**TASK DETAILS**
Pick out the lines below with "aller" and list them.
=-=-=-=-=
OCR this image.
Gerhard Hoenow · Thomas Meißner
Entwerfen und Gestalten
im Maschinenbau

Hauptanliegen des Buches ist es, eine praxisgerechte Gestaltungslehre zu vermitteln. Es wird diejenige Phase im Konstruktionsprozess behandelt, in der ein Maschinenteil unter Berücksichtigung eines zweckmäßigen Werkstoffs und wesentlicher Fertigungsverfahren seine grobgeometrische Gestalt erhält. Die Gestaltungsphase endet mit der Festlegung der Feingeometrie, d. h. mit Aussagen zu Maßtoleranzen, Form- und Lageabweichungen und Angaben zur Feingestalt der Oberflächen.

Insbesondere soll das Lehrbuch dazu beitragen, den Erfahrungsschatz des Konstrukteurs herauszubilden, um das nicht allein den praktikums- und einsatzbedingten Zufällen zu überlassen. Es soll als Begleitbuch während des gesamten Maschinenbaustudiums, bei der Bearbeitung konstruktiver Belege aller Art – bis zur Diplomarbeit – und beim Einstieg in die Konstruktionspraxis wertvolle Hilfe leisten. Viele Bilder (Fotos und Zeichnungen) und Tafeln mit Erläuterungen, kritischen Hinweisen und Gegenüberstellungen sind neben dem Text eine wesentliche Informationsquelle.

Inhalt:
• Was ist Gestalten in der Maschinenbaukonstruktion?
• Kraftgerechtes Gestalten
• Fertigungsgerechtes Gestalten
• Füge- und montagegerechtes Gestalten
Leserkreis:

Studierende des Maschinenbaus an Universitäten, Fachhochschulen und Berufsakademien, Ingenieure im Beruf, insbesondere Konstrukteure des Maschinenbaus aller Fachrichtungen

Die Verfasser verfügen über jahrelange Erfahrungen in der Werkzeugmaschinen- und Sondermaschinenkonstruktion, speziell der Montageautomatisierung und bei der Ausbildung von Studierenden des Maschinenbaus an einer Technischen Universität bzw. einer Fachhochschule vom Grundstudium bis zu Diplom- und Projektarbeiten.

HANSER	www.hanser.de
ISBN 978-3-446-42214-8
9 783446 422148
=-=-=-=-=
**WRITTEN RESPONSE**
Insbesondere soll das Lehrbuch dazu beitragen, den Erfahrungsschatz des Konstrukteurs herauszubilden, um das nicht allein den praktikums- und einsatzbedingten Zufällen zu überlassen. Es soll als Begleitbuch während des gesamten Maschinenbaustudiums, bei der Bearbeitung konstruktiver Belege aller Art – bis zur Diplomarbeit – und beim Einstieg in die Konstruktionspraxis wertvolle Hilfe leisten. Viele Bilder (Fotos und Zeichnungen) und Tafeln mit Erläuterungen, kritischen Hinweisen und Gegenüberstellungen sind neben dem Text eine wesentliche Informationsquelle.
Studierende des Maschinenbaus an Universitäten, Fachhochschulen und Berufsakademien, Ingenieure im Beruf, insbesondere Konstrukteure des Maschinenbaus aller Fachrichtungen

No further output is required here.